■ **Supplied information**
━━━━━━━━━━━━━━━━━━━━
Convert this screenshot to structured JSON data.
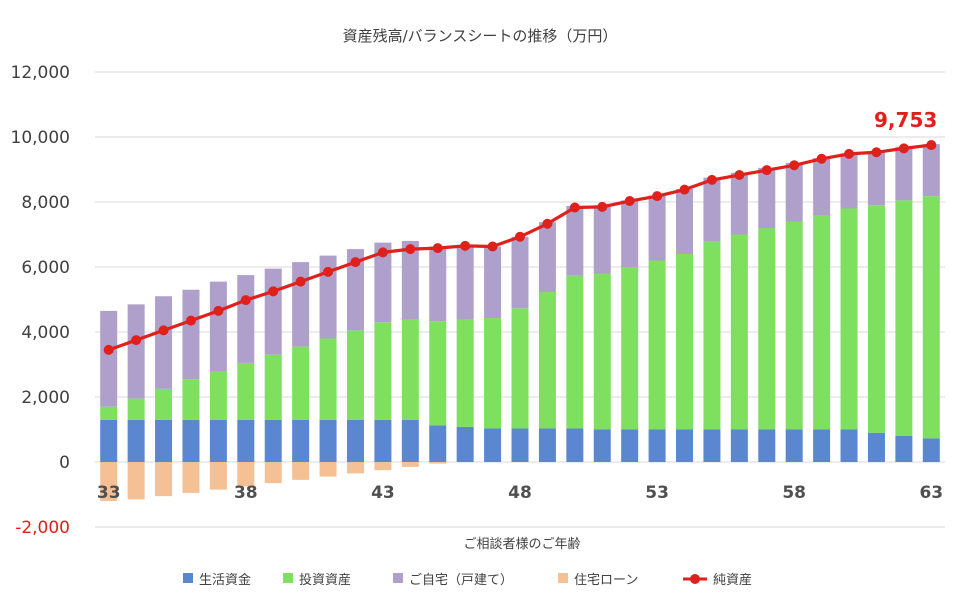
{
  "chart_data": {
    "type": "bar",
    "title": "資産残高/バランスシートの推移（万円）",
    "xlabel": "ご相談者様のご年齢",
    "ylabel": "",
    "ylim": [
      -2000,
      12000
    ],
    "yticks": [
      -2000,
      0,
      2000,
      4000,
      6000,
      8000,
      10000,
      12000
    ],
    "ytick_labels": [
      "-2,000",
      "0",
      "2,000",
      "4,000",
      "6,000",
      "8,000",
      "10,000",
      "12,000"
    ],
    "categories": [
      33,
      34,
      35,
      36,
      37,
      38,
      39,
      40,
      41,
      42,
      43,
      44,
      45,
      46,
      47,
      48,
      49,
      50,
      51,
      52,
      53,
      54,
      55,
      56,
      57,
      58,
      59,
      60,
      61,
      62,
      63
    ],
    "xtick_labels": [
      {
        "index": 0,
        "label": "33"
      },
      {
        "index": 5,
        "label": "38"
      },
      {
        "index": 10,
        "label": "43"
      },
      {
        "index": 15,
        "label": "48"
      },
      {
        "index": 20,
        "label": "53"
      },
      {
        "index": 25,
        "label": "58"
      },
      {
        "index": 30,
        "label": "63"
      }
    ],
    "grid": true,
    "legend_position": "bottom",
    "series": [
      {
        "name": "生活資金",
        "kind": "stacked-bar",
        "color": "#5b86d0",
        "values": [
          1300,
          1300,
          1300,
          1300,
          1300,
          1300,
          1300,
          1300,
          1300,
          1300,
          1300,
          1300,
          1130,
          1080,
          1030,
          1030,
          1030,
          1030,
          1000,
          1000,
          1000,
          1000,
          1000,
          1000,
          1000,
          1000,
          1000,
          1000,
          900,
          800,
          730
        ]
      },
      {
        "name": "投資資産",
        "kind": "stacked-bar",
        "color": "#7ee05e",
        "values": [
          400,
          650,
          950,
          1250,
          1500,
          1750,
          2000,
          2250,
          2500,
          2750,
          3000,
          3100,
          3200,
          3300,
          3400,
          3700,
          4200,
          4700,
          4800,
          5000,
          5200,
          5400,
          5800,
          6000,
          6200,
          6400,
          6600,
          6800,
          7000,
          7250,
          7450
        ]
      },
      {
        "name": "ご自宅（戸建て）",
        "kind": "stacked-bar",
        "color": "#ae9fcb",
        "values": [
          2950,
          2900,
          2850,
          2750,
          2750,
          2700,
          2650,
          2600,
          2550,
          2500,
          2450,
          2400,
          2300,
          2250,
          2200,
          2200,
          2150,
          2150,
          2100,
          2050,
          2000,
          2000,
          1950,
          1900,
          1850,
          1800,
          1750,
          1700,
          1650,
          1650,
          1600
        ]
      },
      {
        "name": "住宅ローン",
        "kind": "stacked-bar",
        "color": "#f5c093",
        "values": [
          -1200,
          -1150,
          -1050,
          -950,
          -850,
          -750,
          -650,
          -550,
          -450,
          -350,
          -250,
          -150,
          -50,
          0,
          0,
          0,
          0,
          0,
          0,
          0,
          0,
          0,
          0,
          0,
          0,
          0,
          0,
          0,
          0,
          0,
          0
        ]
      },
      {
        "name": "純資産",
        "kind": "line",
        "color": "#e0201b",
        "values": [
          3450,
          3750,
          4050,
          4350,
          4650,
          4980,
          5250,
          5550,
          5850,
          6150,
          6450,
          6550,
          6580,
          6650,
          6630,
          6930,
          7330,
          7830,
          7850,
          8030,
          8180,
          8380,
          8680,
          8830,
          8980,
          9130,
          9330,
          9480,
          9530,
          9650,
          9753
        ]
      }
    ],
    "annotations": [
      {
        "text": "9,753",
        "series": "純資産",
        "index": 30
      }
    ]
  }
}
━━━━━━━━━━━━━━━━━━━━
■ **Short exercise**
Copy the records exactly as they appear, excluding images.

■ **Exercise answer**
Convert this screenshot to structured JSON data.
{
  "chart_data": {
    "type": "bar",
    "title": "資産残高/バランスシートの推移（万円）",
    "xlabel": "ご相談者様のご年齢",
    "ylabel": "",
    "ylim": [
      -2000,
      12000
    ],
    "yticks": [
      -2000,
      0,
      2000,
      4000,
      6000,
      8000,
      10000,
      12000
    ],
    "ytick_labels": [
      "-2,000",
      "0",
      "2,000",
      "4,000",
      "6,000",
      "8,000",
      "10,000",
      "12,000"
    ],
    "categories": [
      33,
      34,
      35,
      36,
      37,
      38,
      39,
      40,
      41,
      42,
      43,
      44,
      45,
      46,
      47,
      48,
      49,
      50,
      51,
      52,
      53,
      54,
      55,
      56,
      57,
      58,
      59,
      60,
      61,
      62,
      63
    ],
    "xtick_labels": [
      {
        "index": 0,
        "label": "33"
      },
      {
        "index": 5,
        "label": "38"
      },
      {
        "index": 10,
        "label": "43"
      },
      {
        "index": 15,
        "label": "48"
      },
      {
        "index": 20,
        "label": "53"
      },
      {
        "index": 25,
        "label": "58"
      },
      {
        "index": 30,
        "label": "63"
      }
    ],
    "grid": true,
    "legend_position": "bottom",
    "series": [
      {
        "name": "生活資金",
        "kind": "stacked-bar",
        "color": "#5b86d0",
        "values": [
          1300,
          1300,
          1300,
          1300,
          1300,
          1300,
          1300,
          1300,
          1300,
          1300,
          1300,
          1300,
          1130,
          1080,
          1030,
          1030,
          1030,
          1030,
          1000,
          1000,
          1000,
          1000,
          1000,
          1000,
          1000,
          1000,
          1000,
          1000,
          900,
          800,
          730
        ]
      },
      {
        "name": "投資資産",
        "kind": "stacked-bar",
        "color": "#7ee05e",
        "values": [
          400,
          650,
          950,
          1250,
          1500,
          1750,
          2000,
          2250,
          2500,
          2750,
          3000,
          3100,
          3200,
          3300,
          3400,
          3700,
          4200,
          4700,
          4800,
          5000,
          5200,
          5400,
          5800,
          6000,
          6200,
          6400,
          6600,
          6800,
          7000,
          7250,
          7450
        ]
      },
      {
        "name": "ご自宅（戸建て）",
        "kind": "stacked-bar",
        "color": "#ae9fcb",
        "values": [
          2950,
          2900,
          2850,
          2750,
          2750,
          2700,
          2650,
          2600,
          2550,
          2500,
          2450,
          2400,
          2300,
          2250,
          2200,
          2200,
          2150,
          2150,
          2100,
          2050,
          2000,
          2000,
          1950,
          1900,
          1850,
          1800,
          1750,
          1700,
          1650,
          1650,
          1600
        ]
      },
      {
        "name": "住宅ローン",
        "kind": "stacked-bar",
        "color": "#f5c093",
        "values": [
          -1200,
          -1150,
          -1050,
          -950,
          -850,
          -750,
          -650,
          -550,
          -450,
          -350,
          -250,
          -150,
          -50,
          0,
          0,
          0,
          0,
          0,
          0,
          0,
          0,
          0,
          0,
          0,
          0,
          0,
          0,
          0,
          0,
          0,
          0
        ]
      },
      {
        "name": "純資産",
        "kind": "line",
        "color": "#e0201b",
        "values": [
          3450,
          3750,
          4050,
          4350,
          4650,
          4980,
          5250,
          5550,
          5850,
          6150,
          6450,
          6550,
          6580,
          6650,
          6630,
          6930,
          7330,
          7830,
          7850,
          8030,
          8180,
          8380,
          8680,
          8830,
          8980,
          9130,
          9330,
          9480,
          9530,
          9650,
          9753
        ]
      }
    ],
    "annotations": [
      {
        "text": "9,753",
        "series": "純資産",
        "index": 30
      }
    ]
  }
}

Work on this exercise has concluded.